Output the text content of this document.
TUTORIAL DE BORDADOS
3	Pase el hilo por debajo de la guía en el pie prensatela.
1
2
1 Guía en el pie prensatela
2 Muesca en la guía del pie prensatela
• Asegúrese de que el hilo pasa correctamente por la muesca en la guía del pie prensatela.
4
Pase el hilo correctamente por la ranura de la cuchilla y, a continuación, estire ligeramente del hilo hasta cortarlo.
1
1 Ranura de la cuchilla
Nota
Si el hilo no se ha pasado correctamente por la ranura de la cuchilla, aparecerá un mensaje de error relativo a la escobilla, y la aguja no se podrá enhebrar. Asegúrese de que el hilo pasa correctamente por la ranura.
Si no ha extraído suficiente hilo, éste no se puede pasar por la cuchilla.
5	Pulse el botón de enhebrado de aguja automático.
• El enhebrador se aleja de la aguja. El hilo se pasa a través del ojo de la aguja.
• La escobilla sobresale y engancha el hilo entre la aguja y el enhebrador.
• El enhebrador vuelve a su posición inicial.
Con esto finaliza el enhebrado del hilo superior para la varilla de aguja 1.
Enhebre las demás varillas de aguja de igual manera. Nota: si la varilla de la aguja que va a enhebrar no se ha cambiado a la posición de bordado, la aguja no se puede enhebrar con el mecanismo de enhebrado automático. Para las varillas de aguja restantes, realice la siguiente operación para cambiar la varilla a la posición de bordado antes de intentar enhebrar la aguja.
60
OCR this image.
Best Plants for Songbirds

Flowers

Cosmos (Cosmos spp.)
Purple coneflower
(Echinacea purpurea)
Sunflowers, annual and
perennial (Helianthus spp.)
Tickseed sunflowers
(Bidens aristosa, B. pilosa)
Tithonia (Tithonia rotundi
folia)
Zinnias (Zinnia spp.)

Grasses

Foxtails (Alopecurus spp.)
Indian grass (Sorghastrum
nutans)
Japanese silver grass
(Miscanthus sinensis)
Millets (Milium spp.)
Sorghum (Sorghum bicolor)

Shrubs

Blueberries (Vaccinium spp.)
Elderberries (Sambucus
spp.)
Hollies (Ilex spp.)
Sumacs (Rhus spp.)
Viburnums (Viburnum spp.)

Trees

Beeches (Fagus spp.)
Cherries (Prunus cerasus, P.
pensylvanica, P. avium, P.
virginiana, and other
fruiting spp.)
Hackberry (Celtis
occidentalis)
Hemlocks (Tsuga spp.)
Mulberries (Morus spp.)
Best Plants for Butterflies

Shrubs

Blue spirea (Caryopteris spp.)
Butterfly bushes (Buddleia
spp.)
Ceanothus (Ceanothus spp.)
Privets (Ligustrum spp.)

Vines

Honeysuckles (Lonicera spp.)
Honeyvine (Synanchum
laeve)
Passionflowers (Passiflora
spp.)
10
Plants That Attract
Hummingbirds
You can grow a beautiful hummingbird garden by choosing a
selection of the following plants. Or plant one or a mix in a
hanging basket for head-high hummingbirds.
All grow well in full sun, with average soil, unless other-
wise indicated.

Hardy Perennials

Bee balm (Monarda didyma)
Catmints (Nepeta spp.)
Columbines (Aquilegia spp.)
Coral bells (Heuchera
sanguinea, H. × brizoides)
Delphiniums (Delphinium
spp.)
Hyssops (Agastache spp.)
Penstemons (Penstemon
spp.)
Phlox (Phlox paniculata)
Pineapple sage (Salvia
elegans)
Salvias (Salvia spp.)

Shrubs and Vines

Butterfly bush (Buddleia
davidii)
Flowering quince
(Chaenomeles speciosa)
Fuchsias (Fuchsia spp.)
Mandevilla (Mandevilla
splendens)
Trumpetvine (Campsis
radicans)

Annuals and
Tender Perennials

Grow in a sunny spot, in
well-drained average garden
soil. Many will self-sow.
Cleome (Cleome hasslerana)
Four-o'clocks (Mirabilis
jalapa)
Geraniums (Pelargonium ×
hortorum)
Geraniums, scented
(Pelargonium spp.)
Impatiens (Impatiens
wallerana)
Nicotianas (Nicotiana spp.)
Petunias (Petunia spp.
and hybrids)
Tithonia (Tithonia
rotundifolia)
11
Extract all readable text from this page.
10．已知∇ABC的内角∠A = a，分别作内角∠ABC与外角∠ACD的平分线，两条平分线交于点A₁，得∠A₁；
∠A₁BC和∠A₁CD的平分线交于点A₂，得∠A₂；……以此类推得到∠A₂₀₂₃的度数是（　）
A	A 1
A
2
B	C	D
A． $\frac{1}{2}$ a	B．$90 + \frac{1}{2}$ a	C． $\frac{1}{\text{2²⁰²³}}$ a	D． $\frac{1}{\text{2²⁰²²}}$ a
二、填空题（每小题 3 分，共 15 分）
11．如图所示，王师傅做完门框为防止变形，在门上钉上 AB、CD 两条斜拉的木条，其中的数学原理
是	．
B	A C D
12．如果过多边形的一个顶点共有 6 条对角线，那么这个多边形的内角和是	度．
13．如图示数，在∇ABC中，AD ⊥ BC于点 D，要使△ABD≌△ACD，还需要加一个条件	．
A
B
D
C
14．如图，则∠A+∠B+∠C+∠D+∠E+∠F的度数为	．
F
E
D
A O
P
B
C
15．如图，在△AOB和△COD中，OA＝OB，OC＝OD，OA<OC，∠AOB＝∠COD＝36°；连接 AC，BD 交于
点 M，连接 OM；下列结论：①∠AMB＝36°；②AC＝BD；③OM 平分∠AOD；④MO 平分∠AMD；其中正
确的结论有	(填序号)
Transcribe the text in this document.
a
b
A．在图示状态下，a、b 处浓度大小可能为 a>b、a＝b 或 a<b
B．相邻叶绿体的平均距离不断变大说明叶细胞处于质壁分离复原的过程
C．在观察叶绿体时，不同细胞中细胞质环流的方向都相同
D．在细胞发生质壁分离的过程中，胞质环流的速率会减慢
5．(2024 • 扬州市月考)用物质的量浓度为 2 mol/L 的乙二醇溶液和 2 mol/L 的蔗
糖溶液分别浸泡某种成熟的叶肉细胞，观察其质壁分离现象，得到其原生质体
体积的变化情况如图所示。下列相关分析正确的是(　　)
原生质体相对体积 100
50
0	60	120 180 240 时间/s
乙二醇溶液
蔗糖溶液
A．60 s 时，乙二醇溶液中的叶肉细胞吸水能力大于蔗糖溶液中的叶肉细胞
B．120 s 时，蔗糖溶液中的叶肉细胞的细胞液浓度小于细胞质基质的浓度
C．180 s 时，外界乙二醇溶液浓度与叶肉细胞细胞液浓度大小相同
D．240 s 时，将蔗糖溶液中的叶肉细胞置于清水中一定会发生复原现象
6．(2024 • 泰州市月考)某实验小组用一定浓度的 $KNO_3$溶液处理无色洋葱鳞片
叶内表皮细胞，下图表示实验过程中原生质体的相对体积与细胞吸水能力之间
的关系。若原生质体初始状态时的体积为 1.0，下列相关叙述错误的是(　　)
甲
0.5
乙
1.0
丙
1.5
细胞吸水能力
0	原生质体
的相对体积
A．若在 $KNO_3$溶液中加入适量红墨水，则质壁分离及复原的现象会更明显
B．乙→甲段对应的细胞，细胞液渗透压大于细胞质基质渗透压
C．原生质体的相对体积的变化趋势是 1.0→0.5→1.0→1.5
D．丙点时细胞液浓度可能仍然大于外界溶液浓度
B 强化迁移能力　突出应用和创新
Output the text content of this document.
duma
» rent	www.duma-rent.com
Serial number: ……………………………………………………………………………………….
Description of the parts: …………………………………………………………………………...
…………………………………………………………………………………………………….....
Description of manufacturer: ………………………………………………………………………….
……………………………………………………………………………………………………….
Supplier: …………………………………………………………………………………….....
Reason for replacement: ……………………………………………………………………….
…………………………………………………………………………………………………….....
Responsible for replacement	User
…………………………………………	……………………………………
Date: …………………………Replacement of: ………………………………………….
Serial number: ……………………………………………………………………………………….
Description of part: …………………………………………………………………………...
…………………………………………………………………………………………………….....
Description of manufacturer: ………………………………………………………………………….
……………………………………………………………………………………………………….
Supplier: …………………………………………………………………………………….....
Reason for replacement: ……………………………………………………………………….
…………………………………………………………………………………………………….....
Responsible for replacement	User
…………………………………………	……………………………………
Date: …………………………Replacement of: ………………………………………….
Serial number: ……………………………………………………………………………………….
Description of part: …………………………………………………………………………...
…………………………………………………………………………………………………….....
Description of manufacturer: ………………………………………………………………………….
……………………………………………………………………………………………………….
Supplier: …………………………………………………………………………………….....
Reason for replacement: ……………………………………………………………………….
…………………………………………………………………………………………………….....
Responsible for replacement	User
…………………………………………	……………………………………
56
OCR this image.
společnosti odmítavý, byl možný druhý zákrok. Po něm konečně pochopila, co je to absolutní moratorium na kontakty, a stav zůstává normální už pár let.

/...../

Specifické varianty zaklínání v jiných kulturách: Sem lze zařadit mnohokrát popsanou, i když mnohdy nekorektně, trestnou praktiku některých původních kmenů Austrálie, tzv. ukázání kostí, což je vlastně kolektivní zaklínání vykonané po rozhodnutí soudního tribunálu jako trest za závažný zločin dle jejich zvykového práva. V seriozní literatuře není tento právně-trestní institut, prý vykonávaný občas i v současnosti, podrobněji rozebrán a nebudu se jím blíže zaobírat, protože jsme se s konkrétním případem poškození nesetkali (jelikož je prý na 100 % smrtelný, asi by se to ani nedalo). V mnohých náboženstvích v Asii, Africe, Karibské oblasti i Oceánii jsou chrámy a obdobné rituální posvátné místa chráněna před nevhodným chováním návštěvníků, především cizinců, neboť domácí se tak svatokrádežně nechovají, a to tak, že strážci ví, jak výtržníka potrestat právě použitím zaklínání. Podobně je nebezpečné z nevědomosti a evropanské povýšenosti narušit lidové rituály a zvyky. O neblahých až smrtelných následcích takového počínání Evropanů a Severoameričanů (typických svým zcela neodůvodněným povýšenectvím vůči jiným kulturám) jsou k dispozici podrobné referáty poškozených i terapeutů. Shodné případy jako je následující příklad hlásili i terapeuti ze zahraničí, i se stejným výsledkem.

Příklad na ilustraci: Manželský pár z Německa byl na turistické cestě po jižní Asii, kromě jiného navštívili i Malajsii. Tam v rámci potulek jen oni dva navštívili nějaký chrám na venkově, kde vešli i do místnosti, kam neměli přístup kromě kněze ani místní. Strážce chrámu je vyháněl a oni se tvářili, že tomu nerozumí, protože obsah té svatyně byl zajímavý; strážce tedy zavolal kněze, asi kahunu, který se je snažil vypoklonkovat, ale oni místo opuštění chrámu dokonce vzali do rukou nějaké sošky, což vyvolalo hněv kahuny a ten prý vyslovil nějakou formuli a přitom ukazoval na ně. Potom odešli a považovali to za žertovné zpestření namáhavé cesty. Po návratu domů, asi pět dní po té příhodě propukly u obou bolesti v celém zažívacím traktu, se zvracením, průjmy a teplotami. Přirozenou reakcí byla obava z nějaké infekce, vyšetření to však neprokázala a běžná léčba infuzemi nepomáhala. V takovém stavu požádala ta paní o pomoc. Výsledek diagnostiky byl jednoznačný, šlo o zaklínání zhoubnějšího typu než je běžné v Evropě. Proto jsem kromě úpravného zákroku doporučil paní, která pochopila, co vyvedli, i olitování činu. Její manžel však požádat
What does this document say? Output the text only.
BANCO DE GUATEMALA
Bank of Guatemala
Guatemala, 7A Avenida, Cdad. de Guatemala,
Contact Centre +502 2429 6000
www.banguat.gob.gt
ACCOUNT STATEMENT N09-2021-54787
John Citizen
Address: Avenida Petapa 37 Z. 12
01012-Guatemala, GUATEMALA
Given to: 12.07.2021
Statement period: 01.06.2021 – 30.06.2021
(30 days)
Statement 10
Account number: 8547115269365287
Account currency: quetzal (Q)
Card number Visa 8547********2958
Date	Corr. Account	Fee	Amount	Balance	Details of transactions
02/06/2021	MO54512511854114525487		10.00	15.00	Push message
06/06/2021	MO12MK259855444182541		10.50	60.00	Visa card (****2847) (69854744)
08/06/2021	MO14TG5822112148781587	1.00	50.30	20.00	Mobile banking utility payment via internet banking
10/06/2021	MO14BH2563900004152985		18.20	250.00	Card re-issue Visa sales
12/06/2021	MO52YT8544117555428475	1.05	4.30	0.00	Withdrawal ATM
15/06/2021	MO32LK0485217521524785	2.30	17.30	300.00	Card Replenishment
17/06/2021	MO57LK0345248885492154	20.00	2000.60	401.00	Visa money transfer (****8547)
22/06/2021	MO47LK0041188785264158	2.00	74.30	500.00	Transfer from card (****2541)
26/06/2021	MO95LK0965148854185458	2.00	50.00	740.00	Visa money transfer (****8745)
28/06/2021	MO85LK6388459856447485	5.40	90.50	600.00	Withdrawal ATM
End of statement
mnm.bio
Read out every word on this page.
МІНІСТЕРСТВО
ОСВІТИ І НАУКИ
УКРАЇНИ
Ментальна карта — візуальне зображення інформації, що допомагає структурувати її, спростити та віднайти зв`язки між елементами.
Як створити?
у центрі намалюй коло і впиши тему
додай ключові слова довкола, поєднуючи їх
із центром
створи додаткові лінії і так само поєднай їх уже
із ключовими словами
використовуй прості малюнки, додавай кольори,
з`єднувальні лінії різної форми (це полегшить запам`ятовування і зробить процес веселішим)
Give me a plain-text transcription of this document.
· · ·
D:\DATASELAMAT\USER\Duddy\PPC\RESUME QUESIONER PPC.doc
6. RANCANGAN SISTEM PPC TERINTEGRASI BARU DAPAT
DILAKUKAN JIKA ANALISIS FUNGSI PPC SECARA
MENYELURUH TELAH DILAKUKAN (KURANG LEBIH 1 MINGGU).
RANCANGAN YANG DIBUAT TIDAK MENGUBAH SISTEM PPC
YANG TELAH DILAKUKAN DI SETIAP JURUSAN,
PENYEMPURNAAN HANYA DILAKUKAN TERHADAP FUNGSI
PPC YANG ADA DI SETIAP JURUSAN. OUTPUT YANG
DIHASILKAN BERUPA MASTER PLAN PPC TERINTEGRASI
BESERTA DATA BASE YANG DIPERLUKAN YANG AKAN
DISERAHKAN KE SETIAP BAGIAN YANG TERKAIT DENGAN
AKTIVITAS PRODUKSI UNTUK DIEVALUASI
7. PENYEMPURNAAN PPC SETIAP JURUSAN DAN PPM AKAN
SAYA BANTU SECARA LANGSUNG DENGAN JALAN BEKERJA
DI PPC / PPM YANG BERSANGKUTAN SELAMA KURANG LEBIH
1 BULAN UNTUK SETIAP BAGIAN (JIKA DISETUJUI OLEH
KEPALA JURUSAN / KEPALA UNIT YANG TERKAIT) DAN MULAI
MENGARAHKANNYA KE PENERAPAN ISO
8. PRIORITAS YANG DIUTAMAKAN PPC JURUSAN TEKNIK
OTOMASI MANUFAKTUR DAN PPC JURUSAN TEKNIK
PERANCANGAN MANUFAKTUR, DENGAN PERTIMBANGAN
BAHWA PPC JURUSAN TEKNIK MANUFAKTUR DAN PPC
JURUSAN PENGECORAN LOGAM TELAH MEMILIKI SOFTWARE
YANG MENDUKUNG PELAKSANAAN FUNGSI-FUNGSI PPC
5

• [Set task]: Find the count of lines in the data above where the string "Buddleia" occurs. Provide that number alone.

• [Expected output]: 2